Пресса

Пресса


МЫ ЗАМЕРЗЛИ ВНУТРИ, часть 5


*ФЕСТИВАЛЬ УРОКИ ТАБАКОВА в академдраме. Табаков и Обломов

Пусть растут все цветы

Невозможно даже через запятую назвать все события девятидневного фестиваля. Ничего еще не сказала о саратовской премьере фильма «Избранники судьбы», где тоже великий актер-земляк Евгений Миронов говорит про Олега Павловича.Про его редчайший дар объединять людей. Как педагог и руководитель двух театров, тот«давал расти всем цветам», а сам был, конечно , гениальный лицедей.О трогательной встрече в театральном институте, куда Марина Зудина приехала с сыном и дочерью Табакова. Два его ученика –

Марина и профессор Школы Райкина Сергей Шенталинский рассказывали, каким он был педагогом и человеком. Ему никогда не надоедали студенческие показы. Терпеливо смотрел их часами, стоило заприметить что-нибудь интересное - реагировал мгновенно. Напрочь был лишен зависти, успехи других радовали его, как свои. Воспитал, вырастил ,выпестовал десятки больших талантов. Настоящий эрудит, прекрасно разбиравшейся и в театральном деле, причем во всех его ипостасях…Обаяние его было безгранично. Просто свет ушел из театра вместе с ним…

О том, как нежно говорил о Табакове Райкин. Они сидели в «Современнике» в одной гримерке - 8 лет! Что равносильно одному солдатскому окопу.И хотя озорник Табаков , как дядюшка Адуева, выветрил остатки мечтательности из юного Кости Райкина ( хотя бы его малоприличные , скрытые от зрителей жесты и тайные плевки в сторону массовки), но он же , видимо, заразил его и своим круглосуточным трудоголизмом. Константин Аркадьевич вспоминает «уроки Табакова » с благодарностью, называет своим Учителем.
Еще было театрализованное представление московского журнала «Замыслы» ( редактор Екатерина Кострикова), мы познакомились с самым необычным изданием о театре, где равные усилия для освещения спектакля прилагают театральный критик, художник и искусствовед. И каждый номер превращается в эксклюзивное печатное творение, настоящее произведение искусства.Например, журнал про ГИТИС как театральную школу содержал «родословную» института - образно изображенные: его корни и ветви, а имена выпускников - растущие листья. И кроме превосходного дизайна содержал еще несколько тысяч листьев между страницами, заботливо высушенные редакцией.

■ **Раздел материала**:
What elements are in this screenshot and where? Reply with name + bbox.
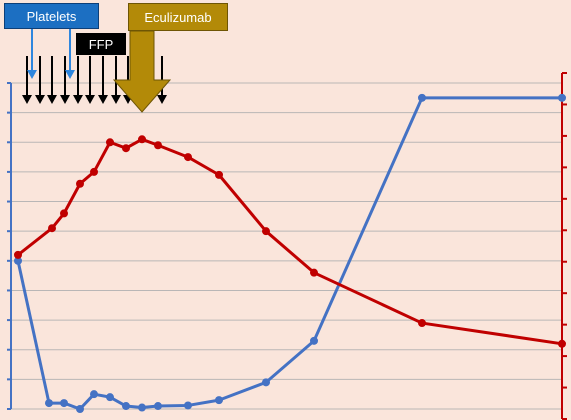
red-series-point	[14, 250, 22, 259]
eculizumab-arrow	[112, 30, 172, 113]
red-series-point	[106, 138, 114, 147]
blue-series-point	[558, 93, 566, 102]
blue-series-point	[106, 393, 114, 402]
red-series-point	[154, 141, 162, 150]
red-series-point	[418, 319, 426, 328]
platelets-label: Platelets	[4, 3, 99, 29]
ffp-arrow-head	[47, 95, 57, 104]
treatment-arrows	[22, 29, 172, 113]
ffp-arrow-head	[73, 95, 83, 104]
red-series-point	[215, 170, 223, 179]
blue-series-point	[14, 256, 22, 265]
red-series-point	[76, 179, 84, 188]
red-series-point	[138, 135, 146, 144]
blue-series-point	[60, 399, 68, 408]
platelets-arrow-head	[27, 70, 37, 79]
ffp-arrow-head	[157, 95, 167, 104]
blue-series-point	[90, 390, 98, 399]
grid-lines	[11, 82, 562, 410]
red-series-point	[310, 268, 318, 277]
ffp-label: FFP	[76, 33, 126, 55]
ffp-arrow-head	[22, 95, 32, 104]
blue-series-point	[310, 336, 318, 345]
blue-series-point	[138, 403, 146, 412]
blue-series-point	[45, 399, 53, 408]
red-series-point	[122, 144, 130, 153]
ffp-arrow-head	[98, 95, 108, 104]
blue-series-point	[154, 402, 162, 411]
blue-series-point	[122, 402, 130, 411]
red-series-point	[90, 167, 98, 176]
blue-series-point	[215, 396, 223, 405]
ffp-arrow-head	[35, 95, 45, 104]
ffp-arrow-head	[85, 95, 95, 104]
blue-series-point	[184, 401, 192, 410]
platelets-arrow-head	[65, 70, 75, 79]
red-series-point	[60, 209, 68, 218]
red-series-point	[558, 339, 566, 348]
ffp-arrow-head	[60, 95, 70, 104]
blue-series-point	[418, 93, 426, 102]
red-series-point	[262, 227, 270, 236]
red-series-point	[48, 224, 56, 233]
blue-series-point	[262, 378, 270, 387]
blue-series-point	[76, 405, 84, 413]
ffp-arrow-head	[111, 95, 121, 104]
red-series-line	[17, 137, 563, 346]
axes	[7, 72, 567, 420]
red-series-point	[184, 153, 192, 162]
eculizumab-label: Eculizumab	[128, 3, 228, 31]
series	[14, 93, 566, 413]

■ **Задание**:
Ответьте на вопросы по тексту о фестивале «Уроки Табакова». Каждый ответ пишите с новой строки и нумеруйте так же, как вопросы.
1. Сколько дней длился фестиваль?
2. Сколько лет Табаков и Райкин сидели в одной гримерке в «Современнике»?
3. Кто редактор московского журнала «Замыслы»?

■ **Письменный ответ**:
1. Девять дней.
2. Восемь лет.
3. Екатерина Кострикова.